YOUR GOAL
Reply with one number: the count of lines in the data that hold the string "this".

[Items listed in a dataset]
────────────────────────────────────────
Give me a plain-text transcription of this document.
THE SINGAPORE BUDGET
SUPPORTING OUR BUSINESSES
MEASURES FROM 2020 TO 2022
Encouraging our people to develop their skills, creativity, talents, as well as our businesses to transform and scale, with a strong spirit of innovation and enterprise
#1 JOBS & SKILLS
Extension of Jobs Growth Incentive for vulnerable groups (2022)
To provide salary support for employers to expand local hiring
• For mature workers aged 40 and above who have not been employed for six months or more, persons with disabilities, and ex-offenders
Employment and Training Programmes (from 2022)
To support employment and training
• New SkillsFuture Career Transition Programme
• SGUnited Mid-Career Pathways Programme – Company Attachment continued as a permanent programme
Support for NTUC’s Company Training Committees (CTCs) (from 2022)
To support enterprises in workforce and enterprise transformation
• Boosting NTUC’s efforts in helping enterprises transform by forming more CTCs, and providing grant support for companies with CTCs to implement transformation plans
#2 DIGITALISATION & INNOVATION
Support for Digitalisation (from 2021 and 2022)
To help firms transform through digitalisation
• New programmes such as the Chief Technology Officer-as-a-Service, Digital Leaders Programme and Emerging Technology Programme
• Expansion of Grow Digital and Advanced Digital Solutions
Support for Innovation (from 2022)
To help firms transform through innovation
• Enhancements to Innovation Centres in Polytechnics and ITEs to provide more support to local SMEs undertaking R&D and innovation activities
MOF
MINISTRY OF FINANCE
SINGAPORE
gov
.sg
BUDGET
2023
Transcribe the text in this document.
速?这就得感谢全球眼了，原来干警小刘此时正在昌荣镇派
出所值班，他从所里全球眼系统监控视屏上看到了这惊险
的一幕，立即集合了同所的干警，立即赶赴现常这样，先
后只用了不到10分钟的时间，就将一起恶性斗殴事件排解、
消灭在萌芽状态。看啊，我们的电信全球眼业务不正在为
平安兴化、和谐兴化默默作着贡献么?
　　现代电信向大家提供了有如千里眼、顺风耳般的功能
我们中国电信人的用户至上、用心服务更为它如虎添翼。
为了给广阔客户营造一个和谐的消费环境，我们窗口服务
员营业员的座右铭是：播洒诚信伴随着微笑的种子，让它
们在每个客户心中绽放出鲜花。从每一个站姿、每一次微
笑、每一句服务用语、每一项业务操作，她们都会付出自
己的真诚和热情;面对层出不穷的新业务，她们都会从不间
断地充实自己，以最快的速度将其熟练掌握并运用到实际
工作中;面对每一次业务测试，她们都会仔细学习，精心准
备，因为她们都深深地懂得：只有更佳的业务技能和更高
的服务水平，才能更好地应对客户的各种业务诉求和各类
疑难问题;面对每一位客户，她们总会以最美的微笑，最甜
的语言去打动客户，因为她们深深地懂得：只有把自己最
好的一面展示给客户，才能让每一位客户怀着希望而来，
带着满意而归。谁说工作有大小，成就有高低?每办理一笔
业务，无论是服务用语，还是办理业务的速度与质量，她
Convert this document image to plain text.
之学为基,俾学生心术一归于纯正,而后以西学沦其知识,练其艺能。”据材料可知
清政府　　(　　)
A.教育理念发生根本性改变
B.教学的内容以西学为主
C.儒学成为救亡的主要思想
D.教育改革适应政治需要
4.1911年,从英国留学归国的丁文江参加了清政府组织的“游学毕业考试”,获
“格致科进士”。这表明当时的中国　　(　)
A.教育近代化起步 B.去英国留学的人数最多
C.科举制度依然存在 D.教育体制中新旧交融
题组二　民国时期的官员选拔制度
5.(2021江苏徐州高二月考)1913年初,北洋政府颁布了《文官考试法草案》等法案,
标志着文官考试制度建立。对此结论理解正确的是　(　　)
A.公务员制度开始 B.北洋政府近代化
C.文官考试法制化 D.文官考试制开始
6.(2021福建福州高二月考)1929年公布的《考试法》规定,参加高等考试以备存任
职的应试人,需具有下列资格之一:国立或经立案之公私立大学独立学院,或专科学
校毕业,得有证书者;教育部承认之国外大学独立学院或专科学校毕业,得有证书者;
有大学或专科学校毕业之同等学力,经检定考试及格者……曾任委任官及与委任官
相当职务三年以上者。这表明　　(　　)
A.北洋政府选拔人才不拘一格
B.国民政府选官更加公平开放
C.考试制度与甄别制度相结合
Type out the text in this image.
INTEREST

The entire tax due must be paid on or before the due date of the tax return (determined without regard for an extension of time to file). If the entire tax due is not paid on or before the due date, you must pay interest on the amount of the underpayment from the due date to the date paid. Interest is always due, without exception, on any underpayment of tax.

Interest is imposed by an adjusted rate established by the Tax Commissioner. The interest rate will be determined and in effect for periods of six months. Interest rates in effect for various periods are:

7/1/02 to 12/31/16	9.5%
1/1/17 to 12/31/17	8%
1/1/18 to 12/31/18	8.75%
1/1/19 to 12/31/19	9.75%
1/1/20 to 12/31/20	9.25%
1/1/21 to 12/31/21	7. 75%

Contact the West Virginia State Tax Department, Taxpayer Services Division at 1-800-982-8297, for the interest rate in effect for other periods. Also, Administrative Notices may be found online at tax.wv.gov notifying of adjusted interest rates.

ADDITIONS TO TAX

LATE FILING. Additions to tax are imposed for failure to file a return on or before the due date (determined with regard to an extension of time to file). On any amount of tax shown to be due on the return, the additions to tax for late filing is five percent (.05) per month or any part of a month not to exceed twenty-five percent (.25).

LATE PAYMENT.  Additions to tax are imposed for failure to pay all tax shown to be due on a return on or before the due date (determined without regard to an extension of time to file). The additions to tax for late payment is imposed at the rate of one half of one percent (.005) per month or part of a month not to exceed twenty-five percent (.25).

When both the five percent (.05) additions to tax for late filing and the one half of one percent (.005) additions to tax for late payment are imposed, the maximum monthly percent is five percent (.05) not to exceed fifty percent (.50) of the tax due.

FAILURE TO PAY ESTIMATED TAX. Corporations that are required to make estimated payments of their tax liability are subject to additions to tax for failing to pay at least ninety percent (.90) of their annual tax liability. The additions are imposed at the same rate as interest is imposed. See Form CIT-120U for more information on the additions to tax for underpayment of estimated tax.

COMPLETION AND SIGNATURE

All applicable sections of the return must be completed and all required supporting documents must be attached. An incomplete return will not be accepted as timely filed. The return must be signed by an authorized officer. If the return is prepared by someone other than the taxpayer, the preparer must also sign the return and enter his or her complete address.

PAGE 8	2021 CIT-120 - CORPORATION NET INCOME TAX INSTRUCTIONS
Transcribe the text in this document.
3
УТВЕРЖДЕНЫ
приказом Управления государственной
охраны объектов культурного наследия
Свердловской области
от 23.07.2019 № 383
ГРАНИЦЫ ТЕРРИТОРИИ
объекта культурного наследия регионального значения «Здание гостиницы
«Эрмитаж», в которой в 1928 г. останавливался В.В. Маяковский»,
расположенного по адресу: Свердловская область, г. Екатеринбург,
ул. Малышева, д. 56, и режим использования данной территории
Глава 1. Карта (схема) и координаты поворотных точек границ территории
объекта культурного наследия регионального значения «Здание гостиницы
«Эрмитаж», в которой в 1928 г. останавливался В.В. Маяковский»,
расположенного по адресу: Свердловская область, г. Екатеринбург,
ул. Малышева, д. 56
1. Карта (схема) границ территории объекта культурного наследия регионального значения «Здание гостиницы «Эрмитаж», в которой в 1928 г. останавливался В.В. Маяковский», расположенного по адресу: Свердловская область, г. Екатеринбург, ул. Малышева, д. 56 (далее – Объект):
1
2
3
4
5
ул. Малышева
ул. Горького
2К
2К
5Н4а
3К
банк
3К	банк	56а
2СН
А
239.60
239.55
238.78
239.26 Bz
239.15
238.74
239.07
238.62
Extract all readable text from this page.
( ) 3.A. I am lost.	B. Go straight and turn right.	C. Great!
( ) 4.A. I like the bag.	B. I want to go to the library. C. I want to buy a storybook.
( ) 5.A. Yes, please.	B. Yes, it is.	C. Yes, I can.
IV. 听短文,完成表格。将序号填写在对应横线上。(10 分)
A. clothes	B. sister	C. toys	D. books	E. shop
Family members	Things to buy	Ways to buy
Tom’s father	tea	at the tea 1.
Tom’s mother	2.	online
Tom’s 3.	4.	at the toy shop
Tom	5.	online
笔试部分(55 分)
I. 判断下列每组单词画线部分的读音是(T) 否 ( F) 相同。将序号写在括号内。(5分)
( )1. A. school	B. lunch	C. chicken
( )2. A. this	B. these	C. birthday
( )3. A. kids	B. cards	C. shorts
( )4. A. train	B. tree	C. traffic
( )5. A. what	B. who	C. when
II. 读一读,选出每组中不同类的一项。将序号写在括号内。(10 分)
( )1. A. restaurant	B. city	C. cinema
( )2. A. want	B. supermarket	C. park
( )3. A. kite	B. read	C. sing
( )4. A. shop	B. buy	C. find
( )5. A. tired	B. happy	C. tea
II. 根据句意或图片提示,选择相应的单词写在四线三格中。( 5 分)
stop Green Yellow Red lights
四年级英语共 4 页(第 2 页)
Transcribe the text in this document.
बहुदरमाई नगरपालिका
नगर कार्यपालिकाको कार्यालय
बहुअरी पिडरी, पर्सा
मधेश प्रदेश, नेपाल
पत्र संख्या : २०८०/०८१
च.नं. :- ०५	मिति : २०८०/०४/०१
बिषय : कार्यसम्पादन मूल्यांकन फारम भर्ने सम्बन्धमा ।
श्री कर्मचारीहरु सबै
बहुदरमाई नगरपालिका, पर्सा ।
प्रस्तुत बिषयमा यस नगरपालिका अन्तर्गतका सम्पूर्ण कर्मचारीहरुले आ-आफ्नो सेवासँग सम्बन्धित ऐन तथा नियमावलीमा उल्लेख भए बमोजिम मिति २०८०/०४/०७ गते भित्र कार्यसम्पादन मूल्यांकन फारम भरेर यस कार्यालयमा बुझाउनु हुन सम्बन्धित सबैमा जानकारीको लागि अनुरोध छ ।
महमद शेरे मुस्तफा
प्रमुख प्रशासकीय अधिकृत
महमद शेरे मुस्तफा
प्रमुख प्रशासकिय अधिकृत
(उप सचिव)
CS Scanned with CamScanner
────────────────────────────────────────
EXERCISE SOLUTION
8